**THE EXERCISE**
Read the lines that follow and tally those with the word "семью"; give the number and nothing else.

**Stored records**
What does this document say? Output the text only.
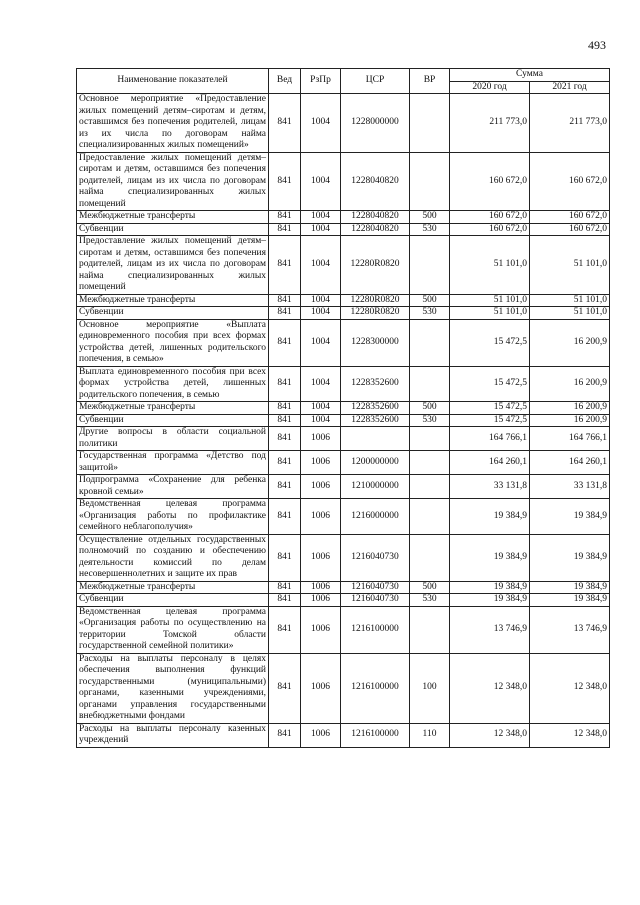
493
Наименование показателей	Вед	РзПр	ЦСР	ВР	Сумма	
					2020 год	2021 год
Основное мероприятие «Предоставление жилых помещений детям–сиротам и детям, оставшимся без попечения родителей, лицам из их числа по договорам найма специализированных жилых помещений»	841	1004	1228000000		211 773,0	211 773,0
Предоставление жилых помещений детям–сиротам и детям, оставшимся без попечения родителей, лицам из их числа по договорам найма специализированных жилых помещений	841	1004	1228040820		160 672,0	160 672,0
Межбюджетные трансферты	841	1004	1228040820	500	160 672,0	160 672,0
Субвенции	841	1004	1228040820	530	160 672,0	160 672,0
Предоставление жилых помещений детям–сиротам и детям, оставшимся без попечения родителей, лицам из их числа по договорам найма специализированных жилых помещений	841	1004	12280R0820		51 101,0	51 101,0
Межбюджетные трансферты	841	1004	12280R0820	500	51 101,0	51 101,0
Субвенции	841	1004	12280R0820	530	51 101,0	51 101,0
Основное мероприятие «Выплата единовременного пособия при всех формах устройства детей, лишенных родительского попечения, в семью»	841	1004	1228300000		15 472,5	16 200,9
Выплата единовременного пособия при всех формах устройства детей, лишенных родительского попечения, в семью	841	1004	1228352600		15 472,5	16 200,9
Межбюджетные трансферты	841	1004	1228352600	500	15 472,5	16 200,9
Субвенции	841	1004	1228352600	530	15 472,5	16 200,9
Другие вопросы в области социальной политики	841	1006			164 766,1	164 766,1
Государственная программа «Детство под защитой»	841	1006	1200000000		164 260,1	164 260,1
Подпрограмма «Сохранение для ребенка кровной семьи»	841	1006	1210000000		33 131,8	33 131,8
Ведомственная целевая программа «Организация работы по профилактике семейного неблагополучия»	841	1006	1216000000		19 384,9	19 384,9
Осуществление отдельных государственных полномочий по созданию и обеспечению деятельности комиссий по делам несовершеннолетних и защите их прав	841	1006	1216040730		19 384,9	19 384,9
Межбюджетные трансферты	841	1006	1216040730	500	19 384,9	19 384,9
Субвенции	841	1006	1216040730	530	19 384,9	19 384,9
Ведомственная целевая программа «Организация работы по осуществлению на территории Томской области государственной семейной политики»	841	1006	1216100000		13 746,9	13 746,9
Расходы на выплаты персоналу в целях обеспечения выполнения функций государственными (муниципальными) органами, казенными учреждениями, органами управления государственными внебюджетными фондами	841	1006	1216100000	100	12 348,0	12 348,0
Расходы на выплаты персоналу казенных учреждений	841	1006	1216100000	110	12 348,0	12 348,0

**ANSWER FOR THE TASK**
2